§ What the task asks
Please write out the address_verify text again, starting with "Out of scope" and going on through "and SDK levels.", with "current release" replaced by "initial release".

-------- Text

Out of scope for the current release: VPN/IP detection, document authenticity/tampering checks, web/desktop OCR, server components.
Install #
flutter pub add address_verify
Platform: iOS + Android. See Platform setup below for required permissions and SDK levels.
Quick start — widget #
import 'package:address_verify/address_verify.dart';
import 'package:flutter/material.dart';
class MyScreen extends StatelessWidget {
const MyScreen({super.key});
@override
Widget build(BuildContext context) {
final config = AddressVerifyConfig(
documentTypes: const [
DocumentType(id: 'utility_bill', label: 'Utility Bill'),
DocumentType(id: 'bank_statement', label: 'Bank Statement'),
],
matchName: true,
detectLocation: false,
);
return Scaffold(
body: AddressVerifyWidget(
config: config,
onComplete: (result) {
debugPrint('confidence=${result.confidence} verdict=${result.verdict}');
},
onError: (error, stack) {
debugPrint('pre-screening failed: $error');
},
),
);
}
}
Quick start — headless engine #
import 'package:address_verify/address_verify.dart';
import 'package:file_picker/file_picker.dart';
Future<void> run(PlatformFile pickedFile) async {
final engine = AddressVerifyEngine(
AddressVerifyConfig(
documentTypes: const [
DocumentType(id: 'utility_bill', label: 'Utility Bill'),
],
matchName: true,
),
);
final result = await engine.verify(
file: pickedFile,
typedAddress: const TypedAddress(
line1: '12 Adeola Odeku Street',
city: 'Lagos',
country: 'NG',
),
documentType: const DocumentType(
id: 'utility_bill',
label: 'Utility Bill',
),
fullName: 'Adaeze Okeke',
);
print('confidence: ${result.confidence}');
print('verdict: ${result.verdict}');
for (final s in result.breakdown.signals) {
print(' ${s.name}: score=${s.score} weight=${s.weight} (${s.detail})');
}
}
The engine also exposes granular helpers (extractText, matchAddress,
matchName) for callers building a custom UI.

----------------
-------- Excerpted data

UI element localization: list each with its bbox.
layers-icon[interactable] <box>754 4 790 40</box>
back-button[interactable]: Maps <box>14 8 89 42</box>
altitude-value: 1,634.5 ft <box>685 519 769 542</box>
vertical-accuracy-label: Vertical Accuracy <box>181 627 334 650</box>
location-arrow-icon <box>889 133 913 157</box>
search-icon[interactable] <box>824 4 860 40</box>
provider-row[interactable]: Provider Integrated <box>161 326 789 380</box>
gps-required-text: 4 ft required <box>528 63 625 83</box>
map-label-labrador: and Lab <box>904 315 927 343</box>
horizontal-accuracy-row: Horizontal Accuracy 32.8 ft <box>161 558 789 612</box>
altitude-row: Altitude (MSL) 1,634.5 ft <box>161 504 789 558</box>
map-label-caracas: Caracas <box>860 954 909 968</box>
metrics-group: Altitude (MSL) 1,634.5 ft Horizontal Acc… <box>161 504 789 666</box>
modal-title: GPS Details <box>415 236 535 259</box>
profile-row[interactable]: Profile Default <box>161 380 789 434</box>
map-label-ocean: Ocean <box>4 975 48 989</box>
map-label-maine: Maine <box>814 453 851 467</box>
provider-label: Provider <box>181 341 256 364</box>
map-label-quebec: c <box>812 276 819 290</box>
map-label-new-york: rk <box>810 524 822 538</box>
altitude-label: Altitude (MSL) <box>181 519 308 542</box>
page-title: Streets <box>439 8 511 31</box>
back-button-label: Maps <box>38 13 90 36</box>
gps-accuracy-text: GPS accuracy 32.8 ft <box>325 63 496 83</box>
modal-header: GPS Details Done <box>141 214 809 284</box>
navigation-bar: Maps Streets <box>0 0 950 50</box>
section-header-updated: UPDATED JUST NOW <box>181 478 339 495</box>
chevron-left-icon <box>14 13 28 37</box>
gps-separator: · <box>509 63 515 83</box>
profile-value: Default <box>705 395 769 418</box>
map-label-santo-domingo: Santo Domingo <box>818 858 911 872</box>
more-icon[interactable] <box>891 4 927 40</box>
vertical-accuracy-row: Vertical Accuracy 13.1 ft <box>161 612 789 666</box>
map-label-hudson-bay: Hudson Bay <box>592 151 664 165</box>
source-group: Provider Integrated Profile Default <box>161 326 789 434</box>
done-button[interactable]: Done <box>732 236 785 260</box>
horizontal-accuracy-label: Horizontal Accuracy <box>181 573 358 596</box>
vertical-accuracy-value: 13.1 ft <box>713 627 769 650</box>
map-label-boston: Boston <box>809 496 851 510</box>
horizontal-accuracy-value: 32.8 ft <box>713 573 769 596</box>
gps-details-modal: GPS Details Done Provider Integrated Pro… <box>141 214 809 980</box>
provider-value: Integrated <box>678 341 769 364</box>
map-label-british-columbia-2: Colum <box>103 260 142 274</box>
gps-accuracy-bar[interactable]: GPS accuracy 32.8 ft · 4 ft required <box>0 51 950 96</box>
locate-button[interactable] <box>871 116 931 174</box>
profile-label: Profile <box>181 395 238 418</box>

----------------

§ Response
Out of scope for the initial release: VPN/IP detection, document authenticity/tampering checks, web/desktop OCR, server components.
Install #
flutter pub add address_verify
Platform: iOS + Android. See Platform setup below for required permissions and SDK levels.